→ TRECHO DO TEXTO

━━━━━━━━━━━━━━━━━━━━

Edgard trabalha como subalterno na empresa do milionário Werneck e é apaixonado por Ritinha, uma mulher simples que leva a vida como professora para sustentar a mãe e suas três irmãs. Um dia Peixoto, genro e funcionário de Werneck, lhe faz uma proposta para que se case com Maria Cecília, filha do patrão. O motivo é que Maria Cecília foi estuprada e agora precisa de um noivo, mesmo que seja comprado. Edgard hesita, mas aceita a proposta.

Crítica

Nelson Rodrigues foi um dos autores mais adaptados durante os anos de ouro da Pornochanchada. Também pudera. Seus textos tinham humor, ironia e o teor sexual perfeito para se converterem em sucessos. Tanto que grandes êxitos de bilheteria foram baseados em seus textos, como A Dama da Lotação (1978), Os Sete Gatinhos (1980) e Engraçadinha (1981). Bonitinha Mas Ordinária ou Otto Lara Resende foi mais um capítulo bem-sucedido nesta história, embora tenha narrativa e temática bem mais desafiadoras do que os demais filmes citados. Segunda versão cinematográfica da peça de Rodrigues – a primeira havia sido lançada em 1963 – esta adaptação conta com Braz Chediak na direção, que faz um trabalho esmerado e consciente ao trazer toda a sordidez do texto original.

━━━━━━━━━━━━━━━━━━━━

→ DADOS EXTRAÍDOS
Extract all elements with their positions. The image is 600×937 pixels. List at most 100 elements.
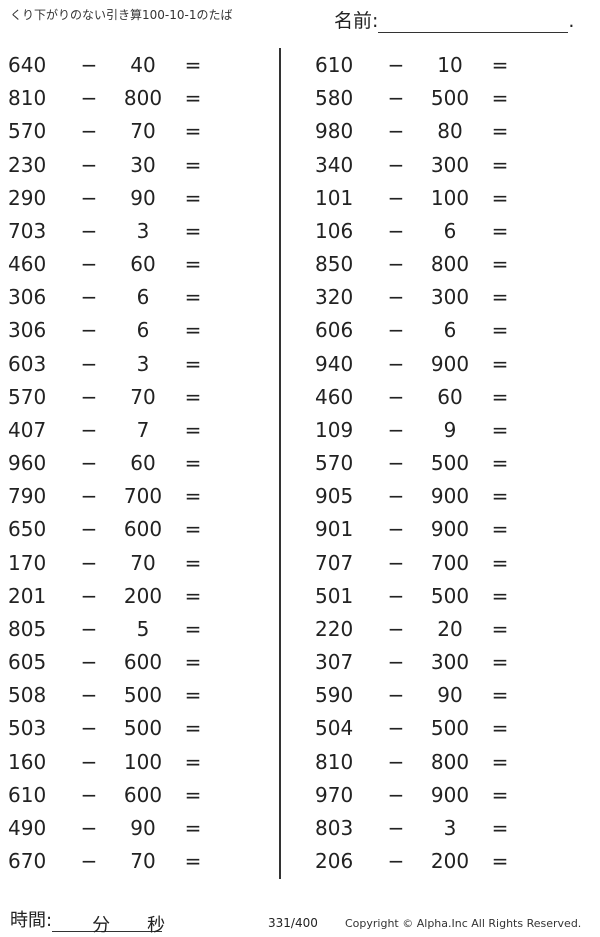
minuend: 170: [8, 550, 47, 575]
minus-sign: −: [387, 218, 405, 243]
minuend: 503: [8, 716, 47, 741]
minus-sign: −: [387, 252, 405, 277]
subtrahend: 60: [130, 451, 156, 476]
minutes-label: 分: [92, 915, 111, 936]
equals-sign: =: [491, 683, 509, 708]
subtrahend: 70: [130, 550, 156, 575]
minus-sign: −: [387, 484, 405, 509]
equals-sign: =: [184, 218, 202, 243]
minuend: 670: [8, 849, 47, 874]
equals-sign: =: [491, 815, 509, 840]
minus-sign: −: [387, 119, 405, 144]
minus-sign: −: [387, 318, 405, 343]
equals-sign: =: [491, 616, 509, 641]
equals-sign: =: [184, 517, 202, 542]
equals-sign: =: [491, 318, 509, 343]
subtrahend: 6: [136, 318, 150, 343]
minus-sign: −: [387, 384, 405, 409]
subtrahend: 500: [123, 683, 163, 708]
minuend: 810: [8, 86, 47, 111]
subtrahend: 70: [130, 384, 156, 409]
name-line: [378, 14, 569, 33]
equals-sign: =: [184, 550, 202, 575]
subtrahend: 900: [430, 782, 470, 807]
minus-sign: −: [80, 252, 98, 277]
minus-sign: −: [80, 384, 98, 409]
minuend: 970: [315, 782, 354, 807]
subtrahend: 6: [443, 318, 457, 343]
subtrahend: 800: [123, 86, 163, 111]
copyright: Copyright © Alpha.Inc All Rights Reserve…: [345, 917, 582, 930]
seconds-label: 秒: [147, 915, 166, 936]
minuend: 490: [8, 815, 47, 840]
minuend: 306: [8, 285, 47, 310]
minuend: 570: [8, 384, 47, 409]
minus-sign: −: [80, 451, 98, 476]
minus-sign: −: [387, 749, 405, 774]
equals-sign: =: [184, 285, 202, 310]
subtrahend: 900: [430, 484, 470, 509]
minus-sign: −: [387, 152, 405, 177]
name-field: 名前:.: [334, 6, 574, 33]
subtrahend: 300: [430, 152, 470, 177]
equals-sign: =: [184, 451, 202, 476]
subtrahend: 100: [430, 185, 470, 210]
subtrahend: 500: [430, 716, 470, 741]
subtrahend: 90: [130, 815, 156, 840]
equals-sign: =: [184, 252, 202, 277]
equals-sign: =: [491, 550, 509, 575]
minus-sign: −: [80, 583, 98, 608]
equals-sign: =: [491, 384, 509, 409]
minus-sign: −: [387, 517, 405, 542]
subtrahend: 6: [443, 218, 457, 243]
minuend: 460: [315, 384, 354, 409]
subtrahend: 900: [430, 517, 470, 542]
minuend: 810: [315, 749, 354, 774]
minus-sign: −: [80, 484, 98, 509]
equals-sign: =: [491, 86, 509, 111]
subtrahend: 10: [437, 53, 463, 77]
minus-sign: −: [80, 782, 98, 807]
minuend: 340: [315, 152, 354, 177]
minuend: 640: [8, 53, 47, 77]
minuend: 109: [315, 417, 354, 442]
subtrahend: 600: [123, 782, 163, 807]
equals-sign: =: [184, 683, 202, 708]
minus-sign: −: [80, 517, 98, 542]
subtrahend: 100: [123, 749, 163, 774]
minus-sign: −: [387, 185, 405, 210]
equals-sign: =: [184, 351, 202, 376]
subtrahend: 500: [430, 451, 470, 476]
subtrahend: 300: [430, 285, 470, 310]
minuend: 901: [315, 517, 354, 542]
subtrahend: 500: [430, 86, 470, 111]
minus-sign: −: [80, 550, 98, 575]
minuend: 307: [315, 650, 354, 675]
equals-sign: =: [491, 252, 509, 277]
minuend: 940: [315, 351, 354, 376]
minus-sign: −: [387, 285, 405, 310]
minus-sign: −: [387, 616, 405, 641]
equals-sign: =: [184, 749, 202, 774]
equals-sign: =: [184, 849, 202, 874]
minus-sign: −: [80, 749, 98, 774]
subtrahend: 600: [123, 517, 163, 542]
minuend: 570: [8, 119, 47, 144]
equals-sign: =: [491, 583, 509, 608]
subtrahend: 20: [437, 616, 463, 641]
subtrahend: 500: [430, 583, 470, 608]
column-divider: [279, 48, 281, 879]
minuend: 106: [315, 218, 354, 243]
subtrahend: 80: [437, 119, 463, 144]
equals-sign: =: [184, 716, 202, 741]
equals-sign: =: [184, 53, 202, 77]
equals-sign: =: [491, 782, 509, 807]
minus-sign: −: [387, 417, 405, 442]
equals-sign: =: [491, 517, 509, 542]
subtrahend: 800: [430, 749, 470, 774]
minuend: 590: [315, 683, 354, 708]
minuend: 580: [315, 86, 354, 111]
subtrahend: 9: [443, 417, 457, 442]
minuend: 570: [315, 451, 354, 476]
equals-sign: =: [491, 152, 509, 177]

━━━━━━━━━━━━━━━━━━━━

→ OBJETIVO DA TAREFA
Transcreva o trecho do texto sobre Bonitinha Mas Ordinária que vai de "Nelson Rodrigues foi" até "do texto original.".

→ SOLUÇÃO DA TAREFA
Nelson Rodrigues foi um dos autores mais adaptados durante os anos de ouro da Pornochanchada. Também pudera. Seus textos tinham humor, ironia e o teor sexual perfeito para se converterem em sucessos. Tanto que grandes êxitos de bilheteria foram baseados em seus textos, como A Dama da Lotação (1978), Os Sete Gatinhos (1980) e Engraçadinha (1981). Bonitinha Mas Ordinária ou Otto Lara Resende foi mais um capítulo bem-sucedido nesta história, embora tenha narrativa e temática bem mais desafiadoras do que os demais filmes citados. Segunda versão cinematográfica da peça de Rodrigues – a primeira havia sido lançada em 1963 – esta adaptação conta com Braz Chediak na direção, que faz um trabalho esmerado e consciente ao trazer toda a sordidez do texto original.